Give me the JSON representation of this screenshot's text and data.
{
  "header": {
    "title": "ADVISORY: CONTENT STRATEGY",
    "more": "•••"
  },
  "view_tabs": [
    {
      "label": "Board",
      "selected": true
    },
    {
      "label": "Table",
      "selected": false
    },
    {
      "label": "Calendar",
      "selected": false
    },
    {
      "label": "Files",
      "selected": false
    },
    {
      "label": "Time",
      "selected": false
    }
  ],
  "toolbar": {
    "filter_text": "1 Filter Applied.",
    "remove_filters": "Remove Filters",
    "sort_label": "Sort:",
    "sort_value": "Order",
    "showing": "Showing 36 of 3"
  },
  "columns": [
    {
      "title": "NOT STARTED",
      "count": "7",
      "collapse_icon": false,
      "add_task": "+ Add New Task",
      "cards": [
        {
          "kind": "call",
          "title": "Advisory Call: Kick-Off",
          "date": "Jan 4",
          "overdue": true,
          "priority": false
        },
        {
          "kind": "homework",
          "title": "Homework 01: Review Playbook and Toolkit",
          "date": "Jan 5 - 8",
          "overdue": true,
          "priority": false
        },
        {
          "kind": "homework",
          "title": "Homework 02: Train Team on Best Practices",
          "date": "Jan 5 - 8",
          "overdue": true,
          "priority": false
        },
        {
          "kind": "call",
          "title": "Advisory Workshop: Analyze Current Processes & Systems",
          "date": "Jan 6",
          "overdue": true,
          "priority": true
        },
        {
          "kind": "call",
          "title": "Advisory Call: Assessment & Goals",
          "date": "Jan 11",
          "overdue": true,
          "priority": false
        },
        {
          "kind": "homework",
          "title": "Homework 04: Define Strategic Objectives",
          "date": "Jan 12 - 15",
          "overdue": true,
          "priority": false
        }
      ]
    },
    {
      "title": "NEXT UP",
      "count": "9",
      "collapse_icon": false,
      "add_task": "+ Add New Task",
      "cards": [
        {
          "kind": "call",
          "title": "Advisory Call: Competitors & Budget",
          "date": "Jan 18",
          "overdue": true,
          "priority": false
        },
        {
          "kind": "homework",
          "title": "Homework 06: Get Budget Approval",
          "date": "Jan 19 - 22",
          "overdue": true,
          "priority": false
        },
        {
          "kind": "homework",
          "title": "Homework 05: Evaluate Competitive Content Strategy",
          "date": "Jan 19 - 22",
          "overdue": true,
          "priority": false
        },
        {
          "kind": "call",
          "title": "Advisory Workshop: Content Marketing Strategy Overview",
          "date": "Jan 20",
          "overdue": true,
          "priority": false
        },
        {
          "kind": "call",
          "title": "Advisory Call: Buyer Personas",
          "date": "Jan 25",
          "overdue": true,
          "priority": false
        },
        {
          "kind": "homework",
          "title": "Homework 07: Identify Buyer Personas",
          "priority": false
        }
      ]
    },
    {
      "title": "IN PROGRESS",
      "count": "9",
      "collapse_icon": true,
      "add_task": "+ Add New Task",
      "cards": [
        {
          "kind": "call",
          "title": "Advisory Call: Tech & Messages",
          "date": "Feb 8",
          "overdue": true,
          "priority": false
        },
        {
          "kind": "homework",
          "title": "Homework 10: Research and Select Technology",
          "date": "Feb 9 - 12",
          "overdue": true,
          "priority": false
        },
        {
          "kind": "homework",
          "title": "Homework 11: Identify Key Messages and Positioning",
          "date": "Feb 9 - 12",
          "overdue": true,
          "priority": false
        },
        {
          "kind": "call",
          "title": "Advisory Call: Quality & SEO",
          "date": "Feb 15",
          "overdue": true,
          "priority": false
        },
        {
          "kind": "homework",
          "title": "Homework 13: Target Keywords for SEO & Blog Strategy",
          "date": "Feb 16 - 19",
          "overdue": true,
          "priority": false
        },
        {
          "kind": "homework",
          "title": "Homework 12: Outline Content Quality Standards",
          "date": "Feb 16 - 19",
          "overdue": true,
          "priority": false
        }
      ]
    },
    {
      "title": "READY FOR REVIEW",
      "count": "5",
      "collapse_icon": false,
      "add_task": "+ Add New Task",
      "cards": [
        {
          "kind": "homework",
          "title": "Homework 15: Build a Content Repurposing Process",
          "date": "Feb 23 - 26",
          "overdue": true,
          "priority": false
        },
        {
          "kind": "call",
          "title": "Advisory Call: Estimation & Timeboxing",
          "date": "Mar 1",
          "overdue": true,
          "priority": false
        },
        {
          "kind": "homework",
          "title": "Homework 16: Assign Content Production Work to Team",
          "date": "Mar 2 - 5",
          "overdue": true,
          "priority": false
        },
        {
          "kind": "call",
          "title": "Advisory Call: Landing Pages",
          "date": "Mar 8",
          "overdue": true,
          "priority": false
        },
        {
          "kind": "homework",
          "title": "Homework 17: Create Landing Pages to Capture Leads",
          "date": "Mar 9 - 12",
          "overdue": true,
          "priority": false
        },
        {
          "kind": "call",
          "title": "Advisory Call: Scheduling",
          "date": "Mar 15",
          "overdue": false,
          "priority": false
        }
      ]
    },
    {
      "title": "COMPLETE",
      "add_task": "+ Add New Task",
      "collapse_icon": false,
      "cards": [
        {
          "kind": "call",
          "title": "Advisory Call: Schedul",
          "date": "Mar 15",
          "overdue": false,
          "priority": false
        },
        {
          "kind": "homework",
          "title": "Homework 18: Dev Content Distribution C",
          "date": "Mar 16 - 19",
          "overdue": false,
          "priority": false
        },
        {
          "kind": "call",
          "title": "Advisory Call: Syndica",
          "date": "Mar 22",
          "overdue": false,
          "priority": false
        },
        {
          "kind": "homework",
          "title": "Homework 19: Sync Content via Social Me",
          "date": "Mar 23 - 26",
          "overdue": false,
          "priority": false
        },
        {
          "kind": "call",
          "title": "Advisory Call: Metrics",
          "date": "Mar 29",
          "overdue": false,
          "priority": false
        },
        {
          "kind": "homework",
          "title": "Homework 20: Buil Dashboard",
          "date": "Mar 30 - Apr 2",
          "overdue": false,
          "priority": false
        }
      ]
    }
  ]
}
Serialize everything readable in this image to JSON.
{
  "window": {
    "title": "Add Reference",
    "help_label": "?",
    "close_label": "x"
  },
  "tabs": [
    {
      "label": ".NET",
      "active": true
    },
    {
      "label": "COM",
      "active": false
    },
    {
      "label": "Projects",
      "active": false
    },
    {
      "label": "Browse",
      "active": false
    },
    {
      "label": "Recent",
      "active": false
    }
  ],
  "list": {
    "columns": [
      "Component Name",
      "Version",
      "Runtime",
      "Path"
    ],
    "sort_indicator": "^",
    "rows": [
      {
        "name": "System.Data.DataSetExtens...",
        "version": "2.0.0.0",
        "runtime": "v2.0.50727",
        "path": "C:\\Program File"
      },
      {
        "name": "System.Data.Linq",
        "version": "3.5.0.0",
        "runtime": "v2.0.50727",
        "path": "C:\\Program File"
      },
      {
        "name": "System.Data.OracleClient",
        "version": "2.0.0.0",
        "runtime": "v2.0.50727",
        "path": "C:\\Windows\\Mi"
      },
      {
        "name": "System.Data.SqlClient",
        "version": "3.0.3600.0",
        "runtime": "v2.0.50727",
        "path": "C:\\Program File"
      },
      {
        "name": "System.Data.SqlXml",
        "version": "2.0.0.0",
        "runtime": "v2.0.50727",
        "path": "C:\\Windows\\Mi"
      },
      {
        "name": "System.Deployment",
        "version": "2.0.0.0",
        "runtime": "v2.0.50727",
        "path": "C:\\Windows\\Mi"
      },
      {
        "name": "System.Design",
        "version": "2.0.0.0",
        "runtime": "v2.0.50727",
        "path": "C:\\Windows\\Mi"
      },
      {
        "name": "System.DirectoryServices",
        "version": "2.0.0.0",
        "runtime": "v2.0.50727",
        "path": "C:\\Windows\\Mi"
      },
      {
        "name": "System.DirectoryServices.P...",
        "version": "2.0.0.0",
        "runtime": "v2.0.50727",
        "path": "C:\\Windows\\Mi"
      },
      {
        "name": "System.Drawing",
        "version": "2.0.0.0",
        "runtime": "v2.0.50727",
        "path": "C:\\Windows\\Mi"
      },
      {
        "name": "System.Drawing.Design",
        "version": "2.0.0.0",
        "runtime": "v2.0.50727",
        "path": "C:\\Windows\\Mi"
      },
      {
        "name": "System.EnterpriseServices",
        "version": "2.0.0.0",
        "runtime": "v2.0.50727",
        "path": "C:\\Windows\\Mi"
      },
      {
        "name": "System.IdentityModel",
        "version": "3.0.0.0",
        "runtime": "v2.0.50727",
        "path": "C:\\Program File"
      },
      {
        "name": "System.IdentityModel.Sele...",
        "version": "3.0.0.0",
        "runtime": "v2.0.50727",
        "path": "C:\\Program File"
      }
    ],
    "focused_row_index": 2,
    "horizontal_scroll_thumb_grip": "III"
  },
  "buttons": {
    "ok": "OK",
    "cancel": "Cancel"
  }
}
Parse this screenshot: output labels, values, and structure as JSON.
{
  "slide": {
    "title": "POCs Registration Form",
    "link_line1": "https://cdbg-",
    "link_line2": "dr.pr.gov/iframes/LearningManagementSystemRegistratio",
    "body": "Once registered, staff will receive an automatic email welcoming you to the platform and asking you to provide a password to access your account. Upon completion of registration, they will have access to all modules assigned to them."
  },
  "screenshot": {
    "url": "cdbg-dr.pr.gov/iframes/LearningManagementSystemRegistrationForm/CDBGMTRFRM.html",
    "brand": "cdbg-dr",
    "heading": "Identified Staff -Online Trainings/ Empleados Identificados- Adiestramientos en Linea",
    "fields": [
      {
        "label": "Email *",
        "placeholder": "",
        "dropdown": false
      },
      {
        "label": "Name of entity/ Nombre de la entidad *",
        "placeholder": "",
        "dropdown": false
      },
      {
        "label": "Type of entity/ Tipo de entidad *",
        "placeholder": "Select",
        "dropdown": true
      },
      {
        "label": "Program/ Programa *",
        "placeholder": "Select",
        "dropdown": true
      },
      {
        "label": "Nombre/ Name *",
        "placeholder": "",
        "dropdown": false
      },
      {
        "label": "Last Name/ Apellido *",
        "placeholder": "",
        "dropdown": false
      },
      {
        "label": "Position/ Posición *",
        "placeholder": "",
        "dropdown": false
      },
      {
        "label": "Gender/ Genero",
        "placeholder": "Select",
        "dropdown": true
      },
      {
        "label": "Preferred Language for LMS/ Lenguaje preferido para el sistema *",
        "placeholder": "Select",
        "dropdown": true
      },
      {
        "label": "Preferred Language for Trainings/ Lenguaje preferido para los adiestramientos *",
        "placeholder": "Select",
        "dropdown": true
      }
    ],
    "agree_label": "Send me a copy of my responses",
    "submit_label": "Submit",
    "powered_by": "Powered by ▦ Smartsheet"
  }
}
#####
(WRITTEN EXERCISE): In the listing above, locate each line with "Nombre" and copy it.

(REPLY):
        "label": "Name of entity/ Nombre de la entidad *",
        "label": "Nombre/ Name *",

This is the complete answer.